• Given entries
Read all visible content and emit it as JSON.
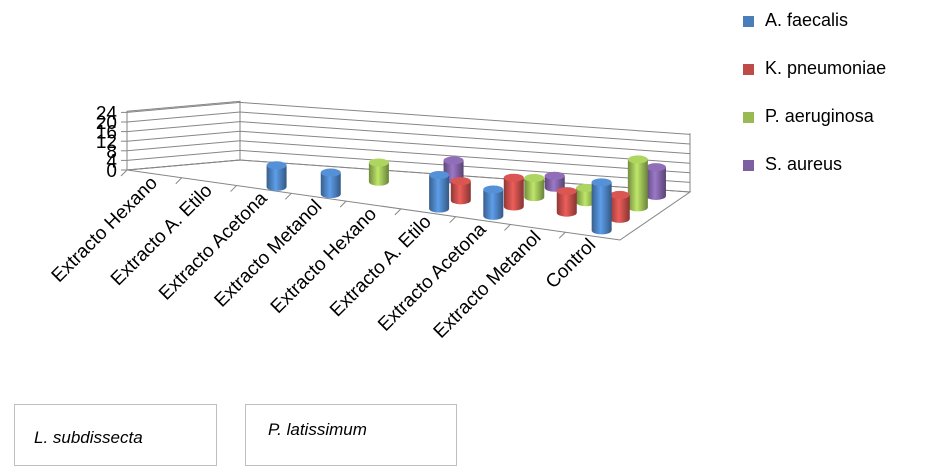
{
  "chart_data": {
    "type": "bar",
    "subtype": "3d-cylinder",
    "categories": [
      "Extracto Hexano",
      "Extracto A. Etilo",
      "Extracto Acetona",
      "Extracto Metanol",
      "Extracto Hexano",
      "Extracto A. Etilo",
      "Extracto Acetona",
      "Extracto Metanol",
      "Control"
    ],
    "category_groups": [
      {
        "label": "L. subdissecta",
        "categories": [
          0,
          1,
          2,
          3
        ]
      },
      {
        "label": "P. latissimum",
        "categories": [
          4,
          5,
          6,
          7
        ]
      }
    ],
    "series": [
      {
        "name": "A. faecalis",
        "color": "#4a7ebb",
        "values": [
          0,
          0,
          9,
          9,
          0,
          14,
          11,
          0,
          20
        ]
      },
      {
        "name": "K. pneumoniae",
        "color": "#be4b48",
        "values": [
          0,
          0,
          0,
          0,
          0,
          8,
          12,
          9,
          10
        ]
      },
      {
        "name": "P. aeruginosa",
        "color": "#98b954",
        "values": [
          0,
          0,
          0,
          8,
          0,
          0,
          8,
          6,
          20
        ]
      },
      {
        "name": "S. aureus",
        "color": "#7d60a0",
        "values": [
          0,
          0,
          0,
          0,
          8,
          0,
          5,
          0,
          12
        ]
      }
    ],
    "y_ticks": [
      "0",
      "4",
      "8",
      "12",
      "16",
      "20",
      "24"
    ],
    "ylim": [
      0,
      24
    ],
    "grid": true,
    "legend_position": "right"
  }
}
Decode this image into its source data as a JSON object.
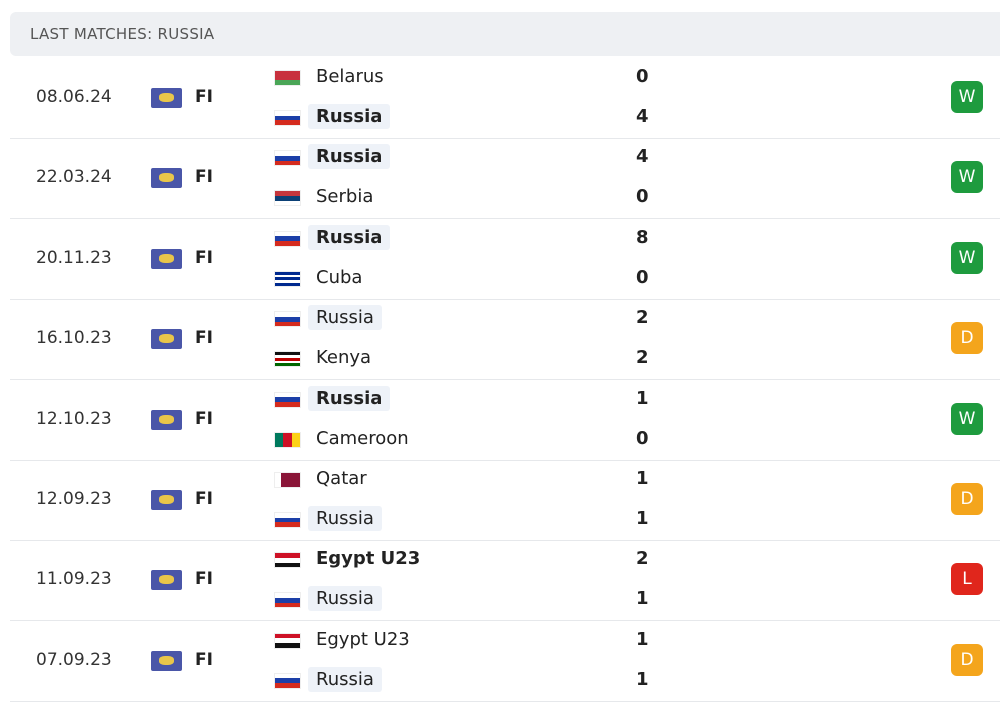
{
  "header": {
    "title": "LAST MATCHES: RUSSIA"
  },
  "matches": [
    {
      "date": "08.06.24",
      "competition": "FI",
      "home": {
        "team": "Belarus",
        "score": 0
      },
      "away": {
        "team": "Russia",
        "score": 4
      },
      "result": "W",
      "color": "#1e9b3e"
    },
    {
      "date": "22.03.24",
      "competition": "FI",
      "home": {
        "team": "Russia",
        "score": 4
      },
      "away": {
        "team": "Serbia",
        "score": 0
      },
      "result": "W",
      "color": "#1e9b3e"
    },
    {
      "date": "20.11.23",
      "competition": "FI",
      "home": {
        "team": "Russia",
        "score": 8
      },
      "away": {
        "team": "Cuba",
        "score": 0
      },
      "result": "W",
      "color": "#1e9b3e"
    },
    {
      "date": "16.10.23",
      "competition": "FI",
      "home": {
        "team": "Russia",
        "score": 2
      },
      "away": {
        "team": "Kenya",
        "score": 2
      },
      "result": "D",
      "color": "#f4a51c"
    },
    {
      "date": "12.10.23",
      "competition": "FI",
      "home": {
        "team": "Russia",
        "score": 1
      },
      "away": {
        "team": "Cameroon",
        "score": 0
      },
      "result": "W",
      "color": "#1e9b3e"
    },
    {
      "date": "12.09.23",
      "competition": "FI",
      "home": {
        "team": "Qatar",
        "score": 1
      },
      "away": {
        "team": "Russia",
        "score": 1
      },
      "result": "D",
      "color": "#f4a51c"
    },
    {
      "date": "11.09.23",
      "competition": "FI",
      "home": {
        "team": "Egypt U23",
        "score": 2
      },
      "away": {
        "team": "Russia",
        "score": 1
      },
      "result": "L",
      "color": "#e0261c"
    },
    {
      "date": "07.09.23",
      "competition": "FI",
      "home": {
        "team": "Egypt U23",
        "score": 1
      },
      "away": {
        "team": "Russia",
        "score": 1
      },
      "result": "D",
      "color": "#f4a51c"
    }
  ]
}
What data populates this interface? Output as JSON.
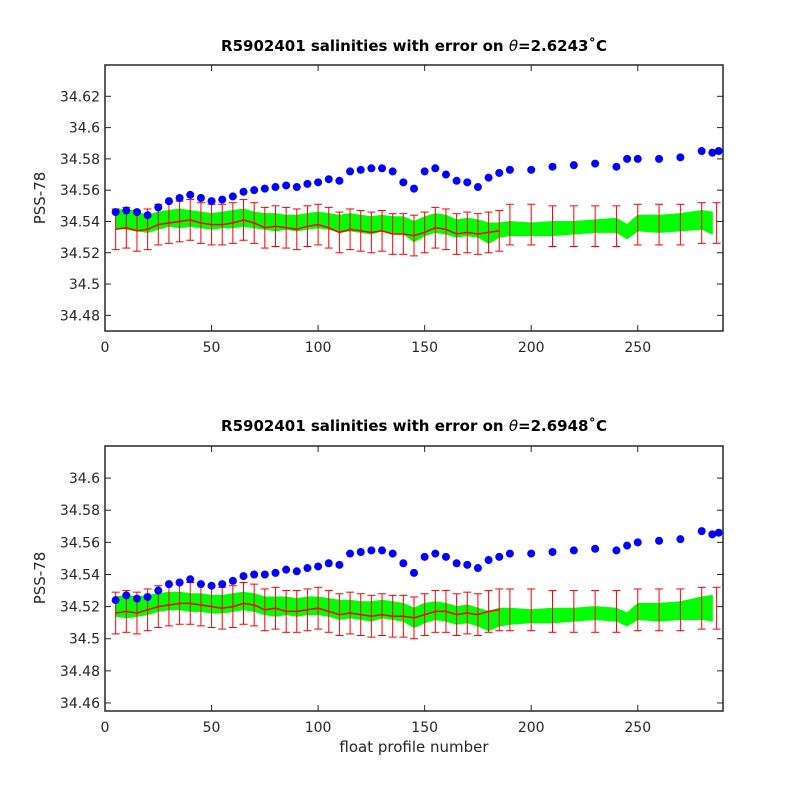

• Your objective
Go back to the records above and write them out exactly, without the pictures.

• Worked solution
Read all visible content and emit it as JSON.
{
  "chart_data": {
    "type": "bar",
    "subtype": "3d-cylinder",
    "categories": [
      "Extracto Hexano",
      "Extracto A. Etilo",
      "Extracto Acetona",
      "Extracto Metanol",
      "Extracto Hexano",
      "Extracto A. Etilo",
      "Extracto Acetona",
      "Extracto Metanol",
      "Control"
    ],
    "category_groups": [
      {
        "label": "L. subdissecta",
        "categories": [
          0,
          1,
          2,
          3
        ]
      },
      {
        "label": "P. latissimum",
        "categories": [
          4,
          5,
          6,
          7
        ]
      }
    ],
    "series": [
      {
        "name": "A. faecalis",
        "color": "#4a7ebb",
        "values": [
          0,
          0,
          9,
          9,
          0,
          14,
          11,
          0,
          20
        ]
      },
      {
        "name": "K. pneumoniae",
        "color": "#be4b48",
        "values": [
          0,
          0,
          0,
          0,
          0,
          8,
          12,
          9,
          10
        ]
      },
      {
        "name": "P. aeruginosa",
        "color": "#98b954",
        "values": [
          0,
          0,
          0,
          8,
          0,
          0,
          8,
          6,
          20
        ]
      },
      {
        "name": "S. aureus",
        "color": "#7d60a0",
        "values": [
          0,
          0,
          0,
          0,
          8,
          0,
          5,
          0,
          12
        ]
      }
    ],
    "y_ticks": [
      "0",
      "4",
      "8",
      "12",
      "16",
      "20",
      "24"
    ],
    "ylim": [
      0,
      24
    ],
    "grid": true,
    "legend_position": "right"
  }
}
Decode this image into its source data as a JSON object.
{
  "header": {
    "title": "LAST MATCHES: RUSSIA"
  },
  "matches": [
    {
      "date": "08.06.24",
      "competition": "FI",
      "home": {
        "team": "Belarus",
        "score": 0
      },
      "away": {
        "team": "Russia",
        "score": 4
      },
      "result": "W",
      "color": "#1e9b3e"
    },
    {
      "date": "22.03.24",
      "competition": "FI",
      "home": {
        "team": "Russia",
        "score": 4
      },
      "away": {
        "team": "Serbia",
        "score": 0
      },
      "result": "W",
      "color": "#1e9b3e"
    },
    {
      "date": "20.11.23",
      "competition": "FI",
      "home": {
        "team": "Russia",
        "score": 8
      },
      "away": {
        "team": "Cuba",
        "score": 0
      },
      "result": "W",
      "color": "#1e9b3e"
    },
    {
      "date": "16.10.23",
      "competition": "FI",
      "home": {
        "team": "Russia",
        "score": 2
      },
      "away": {
        "team": "Kenya",
        "score": 2
      },
      "result": "D",
      "color": "#f4a51c"
    },
    {
      "date": "12.10.23",
      "competition": "FI",
      "home": {
        "team": "Russia",
        "score": 1
      },
      "away": {
        "team": "Cameroon",
        "score": 0
      },
      "result": "W",
      "color": "#1e9b3e"
    },
    {
      "date": "12.09.23",
      "competition": "FI",
      "home": {
        "team": "Qatar",
        "score": 1
      },
      "away": {
        "team": "Russia",
        "score": 1
      },
      "result": "D",
      "color": "#f4a51c"
    },
    {
      "date": "11.09.23",
      "competition": "FI",
      "home": {
        "team": "Egypt U23",
        "score": 2
      },
      "away": {
        "team": "Russia",
        "score": 1
      },
      "result": "L",
      "color": "#e0261c"
    },
    {
      "date": "07.09.23",
      "competition": "FI",
      "home": {
        "team": "Egypt U23",
        "score": 1
      },
      "away": {
        "team": "Russia",
        "score": 1
      },
      "result": "D",
      "color": "#f4a51c"
    }
  ]
}
What data populates this interface? Output as JSON.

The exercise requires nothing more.